*** SOURCE DATA ***

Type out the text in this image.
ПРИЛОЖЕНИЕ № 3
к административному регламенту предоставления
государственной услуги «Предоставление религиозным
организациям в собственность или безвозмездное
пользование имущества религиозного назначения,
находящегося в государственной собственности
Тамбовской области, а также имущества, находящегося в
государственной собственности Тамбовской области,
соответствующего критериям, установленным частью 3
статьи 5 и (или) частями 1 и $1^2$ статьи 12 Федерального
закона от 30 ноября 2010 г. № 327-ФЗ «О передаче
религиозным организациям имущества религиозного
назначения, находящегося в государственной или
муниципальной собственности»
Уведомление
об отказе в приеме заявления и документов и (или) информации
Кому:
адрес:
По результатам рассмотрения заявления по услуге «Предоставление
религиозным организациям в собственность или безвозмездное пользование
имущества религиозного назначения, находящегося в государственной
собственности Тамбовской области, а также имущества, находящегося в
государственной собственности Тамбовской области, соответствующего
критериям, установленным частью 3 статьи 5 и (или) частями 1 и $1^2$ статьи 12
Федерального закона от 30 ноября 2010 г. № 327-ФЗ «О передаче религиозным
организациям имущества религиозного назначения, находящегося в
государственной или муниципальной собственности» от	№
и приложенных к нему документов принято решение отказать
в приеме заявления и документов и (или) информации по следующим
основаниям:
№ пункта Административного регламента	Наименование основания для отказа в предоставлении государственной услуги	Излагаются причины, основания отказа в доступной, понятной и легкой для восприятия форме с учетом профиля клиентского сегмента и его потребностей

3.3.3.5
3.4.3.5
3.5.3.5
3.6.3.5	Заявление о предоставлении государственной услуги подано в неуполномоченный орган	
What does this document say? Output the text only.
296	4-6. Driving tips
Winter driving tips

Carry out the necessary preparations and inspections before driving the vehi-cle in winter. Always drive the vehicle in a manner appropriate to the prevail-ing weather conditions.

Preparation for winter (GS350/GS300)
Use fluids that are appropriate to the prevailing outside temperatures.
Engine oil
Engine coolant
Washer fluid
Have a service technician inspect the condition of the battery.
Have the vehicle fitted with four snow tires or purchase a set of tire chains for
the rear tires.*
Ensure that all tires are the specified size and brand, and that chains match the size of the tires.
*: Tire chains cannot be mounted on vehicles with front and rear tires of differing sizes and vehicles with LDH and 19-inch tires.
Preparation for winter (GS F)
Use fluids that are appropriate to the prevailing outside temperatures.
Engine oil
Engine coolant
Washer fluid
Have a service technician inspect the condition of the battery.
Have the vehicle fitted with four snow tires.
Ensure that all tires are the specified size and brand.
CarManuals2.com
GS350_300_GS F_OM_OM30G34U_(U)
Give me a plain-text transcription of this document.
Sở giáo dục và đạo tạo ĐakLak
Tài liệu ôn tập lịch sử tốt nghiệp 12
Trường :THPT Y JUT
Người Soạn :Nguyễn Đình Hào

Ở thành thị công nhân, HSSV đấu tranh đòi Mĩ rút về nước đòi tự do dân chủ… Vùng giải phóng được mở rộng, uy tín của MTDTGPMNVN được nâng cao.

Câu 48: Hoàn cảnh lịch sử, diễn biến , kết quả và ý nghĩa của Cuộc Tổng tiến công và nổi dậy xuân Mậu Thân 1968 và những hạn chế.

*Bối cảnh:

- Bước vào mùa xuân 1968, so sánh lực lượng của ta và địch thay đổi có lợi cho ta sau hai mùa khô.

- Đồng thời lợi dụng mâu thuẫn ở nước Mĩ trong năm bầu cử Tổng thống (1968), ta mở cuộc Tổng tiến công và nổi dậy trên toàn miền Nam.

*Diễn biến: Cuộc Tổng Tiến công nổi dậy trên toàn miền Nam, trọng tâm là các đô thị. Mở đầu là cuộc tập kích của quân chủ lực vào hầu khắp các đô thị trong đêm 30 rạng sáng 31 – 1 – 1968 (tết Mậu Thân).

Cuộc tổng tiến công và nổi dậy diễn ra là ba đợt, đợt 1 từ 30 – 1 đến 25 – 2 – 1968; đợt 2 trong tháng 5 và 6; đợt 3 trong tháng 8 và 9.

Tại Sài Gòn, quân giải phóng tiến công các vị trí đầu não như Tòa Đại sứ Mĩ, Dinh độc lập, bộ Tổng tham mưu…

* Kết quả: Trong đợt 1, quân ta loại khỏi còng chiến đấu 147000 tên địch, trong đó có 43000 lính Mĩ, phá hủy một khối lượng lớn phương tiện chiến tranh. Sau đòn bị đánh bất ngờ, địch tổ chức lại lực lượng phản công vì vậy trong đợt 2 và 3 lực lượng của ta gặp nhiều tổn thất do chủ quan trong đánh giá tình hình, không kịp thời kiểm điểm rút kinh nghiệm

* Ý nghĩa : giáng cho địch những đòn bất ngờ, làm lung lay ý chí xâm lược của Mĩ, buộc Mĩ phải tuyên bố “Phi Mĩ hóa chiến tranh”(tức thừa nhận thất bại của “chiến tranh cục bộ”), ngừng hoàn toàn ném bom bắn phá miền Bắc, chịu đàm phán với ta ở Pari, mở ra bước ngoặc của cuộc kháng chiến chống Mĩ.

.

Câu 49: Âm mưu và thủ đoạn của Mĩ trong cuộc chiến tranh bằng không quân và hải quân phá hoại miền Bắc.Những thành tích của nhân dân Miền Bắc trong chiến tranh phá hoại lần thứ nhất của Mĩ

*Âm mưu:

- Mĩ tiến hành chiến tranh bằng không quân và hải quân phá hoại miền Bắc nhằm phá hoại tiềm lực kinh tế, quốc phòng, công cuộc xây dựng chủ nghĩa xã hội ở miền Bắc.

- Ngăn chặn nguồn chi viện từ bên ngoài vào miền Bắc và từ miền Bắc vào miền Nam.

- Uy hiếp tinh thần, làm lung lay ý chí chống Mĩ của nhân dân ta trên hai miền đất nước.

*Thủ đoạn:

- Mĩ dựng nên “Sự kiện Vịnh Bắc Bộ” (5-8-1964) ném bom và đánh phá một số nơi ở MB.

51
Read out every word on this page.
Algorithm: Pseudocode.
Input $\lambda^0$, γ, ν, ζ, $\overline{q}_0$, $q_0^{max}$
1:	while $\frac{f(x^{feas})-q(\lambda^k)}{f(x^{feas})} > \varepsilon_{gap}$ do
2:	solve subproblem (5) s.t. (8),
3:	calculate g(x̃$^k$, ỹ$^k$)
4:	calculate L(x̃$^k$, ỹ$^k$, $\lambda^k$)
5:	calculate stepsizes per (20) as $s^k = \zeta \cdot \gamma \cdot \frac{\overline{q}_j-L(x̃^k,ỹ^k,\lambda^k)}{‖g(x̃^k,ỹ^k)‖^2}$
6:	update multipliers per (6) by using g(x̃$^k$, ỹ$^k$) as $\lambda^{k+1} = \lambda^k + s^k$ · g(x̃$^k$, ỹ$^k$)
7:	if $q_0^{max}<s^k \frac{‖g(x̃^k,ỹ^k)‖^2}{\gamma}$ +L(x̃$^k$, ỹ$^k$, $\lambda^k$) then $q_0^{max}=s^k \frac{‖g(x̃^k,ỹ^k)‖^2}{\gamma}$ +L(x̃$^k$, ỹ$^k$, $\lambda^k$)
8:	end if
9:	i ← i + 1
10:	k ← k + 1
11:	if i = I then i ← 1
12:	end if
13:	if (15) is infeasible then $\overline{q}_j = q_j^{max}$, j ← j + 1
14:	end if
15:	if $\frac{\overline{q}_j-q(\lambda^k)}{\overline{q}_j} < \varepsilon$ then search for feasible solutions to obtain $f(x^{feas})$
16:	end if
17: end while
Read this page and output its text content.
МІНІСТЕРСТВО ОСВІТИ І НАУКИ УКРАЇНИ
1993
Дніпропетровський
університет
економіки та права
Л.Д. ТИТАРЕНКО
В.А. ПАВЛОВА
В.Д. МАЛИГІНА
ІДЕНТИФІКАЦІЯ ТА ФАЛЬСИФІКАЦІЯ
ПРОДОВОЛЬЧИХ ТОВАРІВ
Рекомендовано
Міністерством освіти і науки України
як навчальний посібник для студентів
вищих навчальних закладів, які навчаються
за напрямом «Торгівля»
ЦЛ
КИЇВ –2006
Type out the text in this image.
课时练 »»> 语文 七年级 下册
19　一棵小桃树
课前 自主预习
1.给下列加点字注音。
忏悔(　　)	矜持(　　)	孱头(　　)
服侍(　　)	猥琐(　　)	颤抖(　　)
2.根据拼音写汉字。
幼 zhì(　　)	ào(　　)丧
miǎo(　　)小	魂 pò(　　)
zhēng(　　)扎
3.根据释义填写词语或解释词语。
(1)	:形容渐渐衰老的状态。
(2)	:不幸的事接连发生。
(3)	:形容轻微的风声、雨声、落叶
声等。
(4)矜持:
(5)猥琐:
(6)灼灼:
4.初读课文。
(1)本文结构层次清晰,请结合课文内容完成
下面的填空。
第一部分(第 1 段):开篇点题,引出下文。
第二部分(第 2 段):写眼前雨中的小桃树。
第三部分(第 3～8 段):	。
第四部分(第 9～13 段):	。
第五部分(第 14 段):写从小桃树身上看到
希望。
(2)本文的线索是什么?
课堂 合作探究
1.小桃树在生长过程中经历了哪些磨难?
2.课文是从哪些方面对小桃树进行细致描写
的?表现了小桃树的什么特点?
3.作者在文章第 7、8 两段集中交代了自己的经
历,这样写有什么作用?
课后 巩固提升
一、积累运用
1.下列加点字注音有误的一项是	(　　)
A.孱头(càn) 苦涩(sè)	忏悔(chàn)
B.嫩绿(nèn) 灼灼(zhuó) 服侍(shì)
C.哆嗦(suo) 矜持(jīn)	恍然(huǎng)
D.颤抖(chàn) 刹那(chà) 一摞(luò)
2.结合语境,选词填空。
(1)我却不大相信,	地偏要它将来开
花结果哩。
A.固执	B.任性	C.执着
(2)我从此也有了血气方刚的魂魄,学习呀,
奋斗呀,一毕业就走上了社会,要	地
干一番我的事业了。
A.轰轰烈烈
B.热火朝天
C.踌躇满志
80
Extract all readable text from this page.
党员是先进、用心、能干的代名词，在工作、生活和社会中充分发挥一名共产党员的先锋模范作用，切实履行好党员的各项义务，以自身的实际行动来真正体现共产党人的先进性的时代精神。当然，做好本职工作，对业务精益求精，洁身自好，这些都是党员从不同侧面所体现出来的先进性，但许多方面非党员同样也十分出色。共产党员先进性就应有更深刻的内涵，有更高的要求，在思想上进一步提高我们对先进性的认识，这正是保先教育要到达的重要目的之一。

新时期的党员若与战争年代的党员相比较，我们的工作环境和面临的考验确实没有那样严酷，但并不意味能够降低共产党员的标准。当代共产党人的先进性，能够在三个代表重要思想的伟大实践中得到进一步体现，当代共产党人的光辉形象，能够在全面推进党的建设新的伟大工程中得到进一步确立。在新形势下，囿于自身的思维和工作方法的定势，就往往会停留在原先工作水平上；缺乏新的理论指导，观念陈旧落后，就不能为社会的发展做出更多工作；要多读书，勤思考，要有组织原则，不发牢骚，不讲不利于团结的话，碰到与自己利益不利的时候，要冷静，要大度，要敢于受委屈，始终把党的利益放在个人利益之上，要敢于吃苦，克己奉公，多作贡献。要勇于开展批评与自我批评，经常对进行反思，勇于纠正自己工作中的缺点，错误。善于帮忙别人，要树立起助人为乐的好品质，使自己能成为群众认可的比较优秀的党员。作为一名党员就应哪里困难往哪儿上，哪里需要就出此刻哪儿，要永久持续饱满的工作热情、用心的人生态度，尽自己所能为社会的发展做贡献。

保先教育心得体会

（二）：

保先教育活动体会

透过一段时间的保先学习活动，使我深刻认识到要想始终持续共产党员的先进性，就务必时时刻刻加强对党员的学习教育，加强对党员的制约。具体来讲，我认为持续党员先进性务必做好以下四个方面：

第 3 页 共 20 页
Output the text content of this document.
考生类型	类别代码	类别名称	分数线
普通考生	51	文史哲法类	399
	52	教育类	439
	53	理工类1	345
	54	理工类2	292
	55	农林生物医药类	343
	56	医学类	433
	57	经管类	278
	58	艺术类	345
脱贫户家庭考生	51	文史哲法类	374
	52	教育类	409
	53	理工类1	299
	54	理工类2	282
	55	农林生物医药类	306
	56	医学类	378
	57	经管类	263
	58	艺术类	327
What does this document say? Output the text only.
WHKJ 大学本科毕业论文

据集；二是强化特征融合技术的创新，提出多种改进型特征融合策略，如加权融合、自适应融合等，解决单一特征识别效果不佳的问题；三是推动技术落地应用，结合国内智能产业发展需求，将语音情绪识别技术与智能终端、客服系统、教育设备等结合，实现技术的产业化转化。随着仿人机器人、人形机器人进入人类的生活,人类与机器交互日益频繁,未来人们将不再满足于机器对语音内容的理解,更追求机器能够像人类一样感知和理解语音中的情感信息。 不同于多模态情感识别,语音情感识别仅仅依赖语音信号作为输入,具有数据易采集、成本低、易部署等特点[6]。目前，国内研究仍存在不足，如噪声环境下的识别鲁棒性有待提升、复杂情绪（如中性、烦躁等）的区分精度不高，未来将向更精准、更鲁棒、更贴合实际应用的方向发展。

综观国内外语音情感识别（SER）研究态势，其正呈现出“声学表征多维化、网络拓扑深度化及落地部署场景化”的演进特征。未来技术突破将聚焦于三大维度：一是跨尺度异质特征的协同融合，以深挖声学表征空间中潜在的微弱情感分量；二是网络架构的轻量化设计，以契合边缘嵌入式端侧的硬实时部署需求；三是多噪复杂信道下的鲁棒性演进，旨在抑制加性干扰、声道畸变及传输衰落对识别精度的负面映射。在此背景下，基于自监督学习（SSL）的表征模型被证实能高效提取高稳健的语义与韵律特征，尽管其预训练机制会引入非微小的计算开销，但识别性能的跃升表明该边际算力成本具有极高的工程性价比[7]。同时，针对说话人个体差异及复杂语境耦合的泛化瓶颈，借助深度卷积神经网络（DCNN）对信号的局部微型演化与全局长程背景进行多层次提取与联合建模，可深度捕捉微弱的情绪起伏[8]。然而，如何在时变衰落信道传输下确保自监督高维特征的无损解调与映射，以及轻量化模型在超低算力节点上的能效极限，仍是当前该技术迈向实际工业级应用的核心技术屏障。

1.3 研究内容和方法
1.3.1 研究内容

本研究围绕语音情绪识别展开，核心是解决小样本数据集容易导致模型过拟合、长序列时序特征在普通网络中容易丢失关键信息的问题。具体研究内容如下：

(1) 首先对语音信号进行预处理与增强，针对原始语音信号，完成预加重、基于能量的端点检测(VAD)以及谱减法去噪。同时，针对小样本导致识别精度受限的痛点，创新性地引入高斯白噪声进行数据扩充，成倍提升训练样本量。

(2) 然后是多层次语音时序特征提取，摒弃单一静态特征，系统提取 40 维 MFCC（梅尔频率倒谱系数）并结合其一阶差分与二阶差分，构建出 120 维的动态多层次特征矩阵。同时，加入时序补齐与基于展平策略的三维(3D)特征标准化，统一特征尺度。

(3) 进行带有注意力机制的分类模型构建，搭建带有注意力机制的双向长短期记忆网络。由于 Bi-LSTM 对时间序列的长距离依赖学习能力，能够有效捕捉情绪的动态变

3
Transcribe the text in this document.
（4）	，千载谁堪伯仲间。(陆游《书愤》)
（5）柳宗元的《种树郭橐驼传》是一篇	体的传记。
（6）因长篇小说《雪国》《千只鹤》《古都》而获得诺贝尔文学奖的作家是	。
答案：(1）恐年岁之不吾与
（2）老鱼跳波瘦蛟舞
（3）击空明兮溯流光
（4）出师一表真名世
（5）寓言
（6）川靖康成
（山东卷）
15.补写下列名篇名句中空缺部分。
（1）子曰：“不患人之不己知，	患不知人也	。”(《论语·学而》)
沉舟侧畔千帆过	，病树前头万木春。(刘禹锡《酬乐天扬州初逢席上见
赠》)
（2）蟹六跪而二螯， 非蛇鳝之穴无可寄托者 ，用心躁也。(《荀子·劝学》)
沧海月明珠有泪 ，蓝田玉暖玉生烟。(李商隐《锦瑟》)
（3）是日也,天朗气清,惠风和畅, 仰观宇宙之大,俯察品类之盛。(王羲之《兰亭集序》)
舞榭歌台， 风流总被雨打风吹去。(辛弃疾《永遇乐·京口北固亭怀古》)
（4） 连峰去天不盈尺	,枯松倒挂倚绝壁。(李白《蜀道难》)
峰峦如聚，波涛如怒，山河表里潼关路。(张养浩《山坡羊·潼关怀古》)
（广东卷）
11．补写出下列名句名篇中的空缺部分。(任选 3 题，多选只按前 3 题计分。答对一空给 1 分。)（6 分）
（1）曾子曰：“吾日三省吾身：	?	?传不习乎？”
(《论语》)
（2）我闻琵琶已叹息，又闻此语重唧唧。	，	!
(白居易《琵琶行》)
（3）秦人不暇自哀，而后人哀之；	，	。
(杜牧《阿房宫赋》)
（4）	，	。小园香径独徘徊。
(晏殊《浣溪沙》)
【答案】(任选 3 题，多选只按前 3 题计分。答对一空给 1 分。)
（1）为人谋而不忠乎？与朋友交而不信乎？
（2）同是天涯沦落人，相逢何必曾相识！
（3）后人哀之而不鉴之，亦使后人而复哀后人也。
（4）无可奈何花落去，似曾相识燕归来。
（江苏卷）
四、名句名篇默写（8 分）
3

***

DESCRIPTION OF THE TASK =
Only the lines from the one containing "Transcribe the text in this document." to the end of the data should be printed, exactly as they stand.

RESPONSE BELOW =
Transcribe the text in this document.
（4）	，千载谁堪伯仲间。(陆游《书愤》)
（5）柳宗元的《种树郭橐驼传》是一篇	体的传记。
（6）因长篇小说《雪国》《千只鹤》《古都》而获得诺贝尔文学奖的作家是	。
答案：(1）恐年岁之不吾与
（2）老鱼跳波瘦蛟舞
（3）击空明兮溯流光
（4）出师一表真名世
（5）寓言
（6）川靖康成
（山东卷）
15.补写下列名篇名句中空缺部分。
（1）子曰：“不患人之不己知，	患不知人也	。”(《论语·学而》)
沉舟侧畔千帆过	，病树前头万木春。(刘禹锡《酬乐天扬州初逢席上见
赠》)
（2）蟹六跪而二螯， 非蛇鳝之穴无可寄托者 ，用心躁也。(《荀子·劝学》)
沧海月明珠有泪 ，蓝田玉暖玉生烟。(李商隐《锦瑟》)
（3）是日也,天朗气清,惠风和畅, 仰观宇宙之大,俯察品类之盛。(王羲之《兰亭集序》)
舞榭歌台， 风流总被雨打风吹去。(辛弃疾《永遇乐·京口北固亭怀古》)
（4） 连峰去天不盈尺	,枯松倒挂倚绝壁。(李白《蜀道难》)
峰峦如聚，波涛如怒，山河表里潼关路。(张养浩《山坡羊·潼关怀古》)
（广东卷）
11．补写出下列名句名篇中的空缺部分。(任选 3 题，多选只按前 3 题计分。答对一空给 1 分。)（6 分）
（1）曾子曰：“吾日三省吾身：	?	?传不习乎？”
(《论语》)
（2）我闻琵琶已叹息，又闻此语重唧唧。	，	!
(白居易《琵琶行》)
（3）秦人不暇自哀，而后人哀之；	，	。
(杜牧《阿房宫赋》)
（4）	，	。小园香径独徘徊。
(晏殊《浣溪沙》)
【答案】(任选 3 题，多选只按前 3 题计分。答对一空给 1 分。)
（1）为人谋而不忠乎？与朋友交而不信乎？
（2）同是天涯沦落人，相逢何必曾相识！
（3）后人哀之而不鉴之，亦使后人而复哀后人也。
（4）无可奈何花落去，似曾相识燕归来。
（江苏卷）
四、名句名篇默写（8 分）
3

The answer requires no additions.